Data entries
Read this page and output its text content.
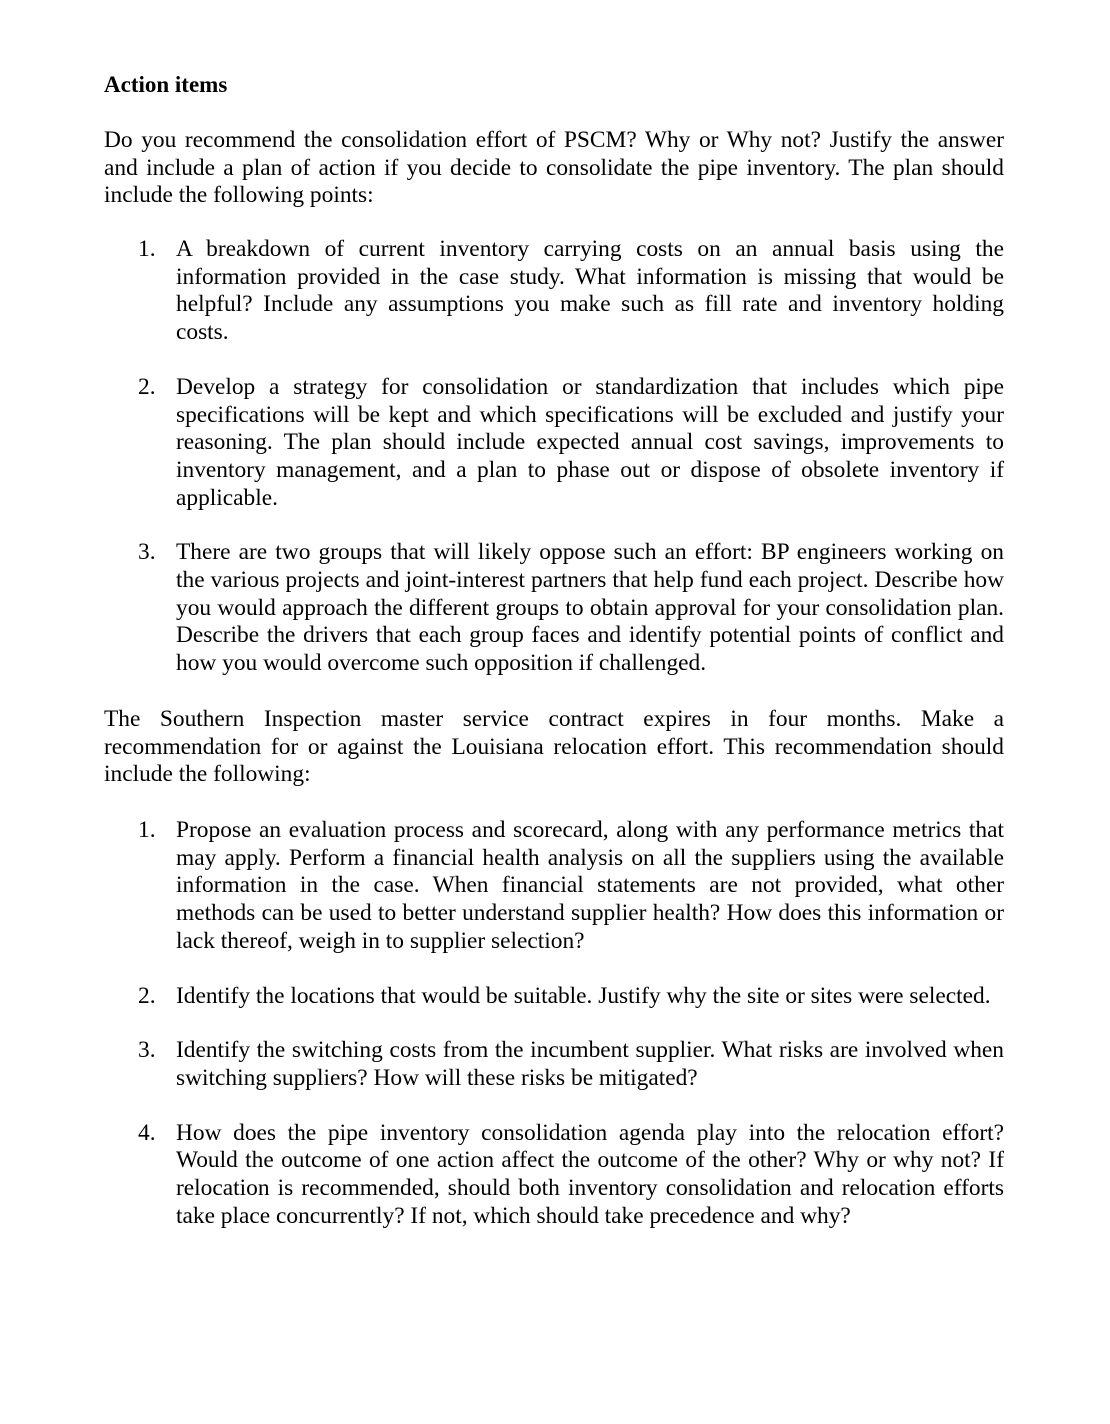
Action items
Do you recommend the consolidation effort of PSCM? Why or Why not? Justify the answer and include a plan of action if you decide to consolidate the pipe inventory. The plan should include the following points:
1. A breakdown of current inventory carrying costs on an annual basis using the information provided in the case study. What information is missing that would be helpful? Include any assumptions you make such as fill rate and inventory holding costs.
2. Develop a strategy for consolidation or standardization that includes which pipe specifications will be kept and which specifications will be excluded and justify your reasoning. The plan should include expected annual cost savings, improvements to inventory management, and a plan to phase out or dispose of obsolete inventory if applicable.
3. There are two groups that will likely oppose such an effort: BP engineers working on the various projects and joint-interest partners that help fund each project. Describe how you would approach the different groups to obtain approval for your consolidation plan. Describe the drivers that each group faces and identify potential points of conflict and how you would overcome such opposition if challenged.
The Southern Inspection master service contract expires in four months. Make a recommendation for or against the Louisiana relocation effort. This recommendation should include the following:
1. Propose an evaluation process and scorecard, along with any performance metrics that may apply. Perform a financial health analysis on all the suppliers using the available information in the case. When financial statements are not provided, what other methods can be used to better understand supplier health? How does this information or lack thereof, weigh in to supplier selection?
2. Identify the locations that would be suitable. Justify why the site or sites were selected.
3. Identify the switching costs from the incumbent supplier. What risks are involved when switching suppliers? How will these risks be mitigated?
4. How does the pipe inventory consolidation agenda play into the relocation effort? Would the outcome of one action affect the outcome of the other? Why or why not? If relocation is recommended, should both inventory consolidation and relocation efforts take place concurrently? If not, which should take precedence and why?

REQUIRED TASK
Copy each line of the listing that holds the word "points".

EXERCISE OUTPUT
Do you recommend the consolidation effort of PSCM? Why or Why not? Justify the answer and include a plan of action if you decide to consolidate the pipe inventory. The plan should include the following points:
3. There are two groups that will likely oppose such an effort: BP engineers working on the various projects and joint-interest partners that help fund each project. Describe how you would approach the different groups to obtain approval for your consolidation plan. Describe the drivers that each group faces and identify potential points of conflict and how you would overcome such opposition if challenged.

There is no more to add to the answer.